(Listing):
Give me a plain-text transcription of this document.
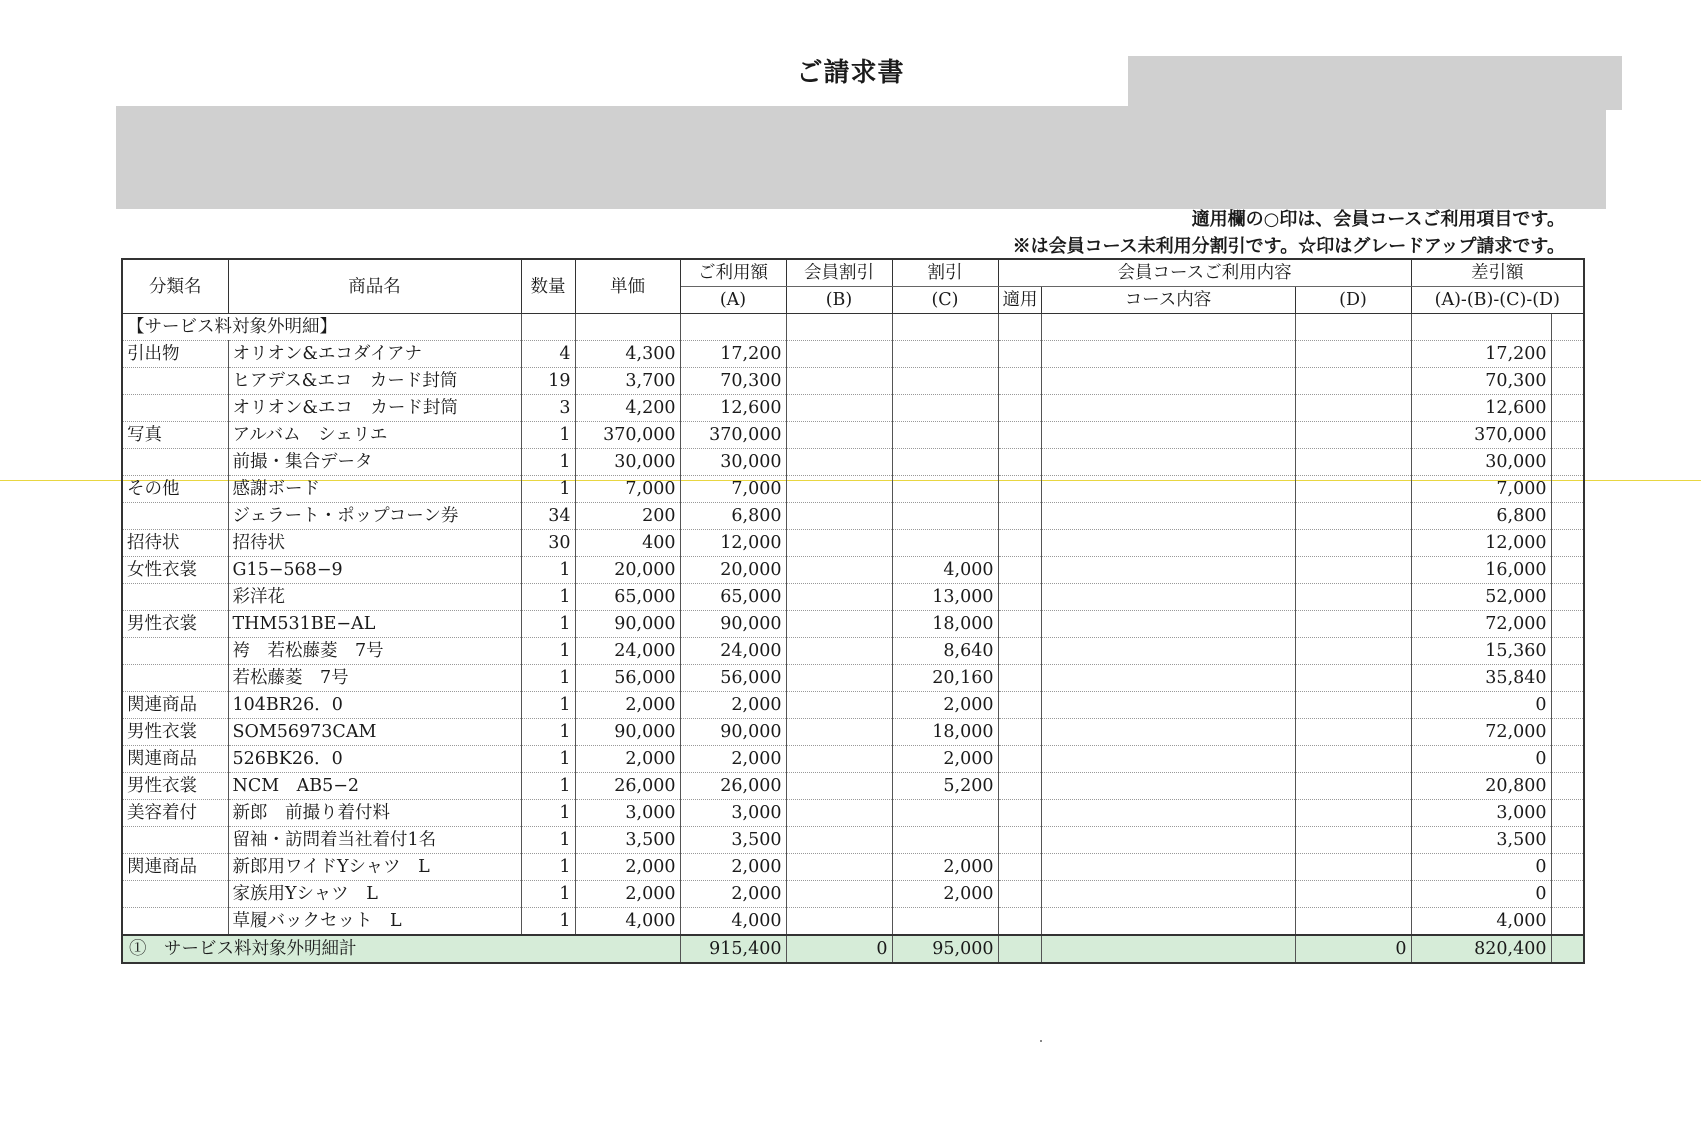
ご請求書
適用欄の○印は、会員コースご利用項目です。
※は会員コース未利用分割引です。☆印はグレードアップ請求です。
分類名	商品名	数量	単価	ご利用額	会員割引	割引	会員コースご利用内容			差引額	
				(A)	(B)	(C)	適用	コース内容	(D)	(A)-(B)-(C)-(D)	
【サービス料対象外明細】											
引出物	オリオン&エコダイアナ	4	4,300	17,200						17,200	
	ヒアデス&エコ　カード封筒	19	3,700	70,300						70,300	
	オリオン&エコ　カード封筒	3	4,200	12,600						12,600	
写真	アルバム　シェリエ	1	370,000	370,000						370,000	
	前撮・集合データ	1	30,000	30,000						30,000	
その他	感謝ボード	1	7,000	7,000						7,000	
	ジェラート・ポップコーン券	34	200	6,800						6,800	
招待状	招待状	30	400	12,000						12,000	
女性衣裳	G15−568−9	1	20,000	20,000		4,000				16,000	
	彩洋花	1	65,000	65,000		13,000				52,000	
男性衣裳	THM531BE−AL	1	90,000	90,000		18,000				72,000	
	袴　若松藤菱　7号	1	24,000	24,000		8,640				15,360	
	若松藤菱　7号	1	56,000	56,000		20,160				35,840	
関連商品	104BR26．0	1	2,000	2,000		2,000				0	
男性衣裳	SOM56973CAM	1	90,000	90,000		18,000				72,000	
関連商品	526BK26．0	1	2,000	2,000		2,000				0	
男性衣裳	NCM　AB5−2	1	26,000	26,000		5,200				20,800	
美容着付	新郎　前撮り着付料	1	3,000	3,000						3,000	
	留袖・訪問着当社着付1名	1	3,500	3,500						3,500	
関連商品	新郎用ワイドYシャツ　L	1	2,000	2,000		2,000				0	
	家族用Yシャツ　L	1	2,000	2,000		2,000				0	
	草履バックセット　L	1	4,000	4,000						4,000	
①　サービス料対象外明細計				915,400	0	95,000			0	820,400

(Written request): List all lines in the material containing the string "カード封筒".

(Result below):
	ヒアデス&エコ　カード封筒	19	3,700	70,300						70,300	
	オリオン&エコ　カード封筒	3	4,200	12,600						12,600	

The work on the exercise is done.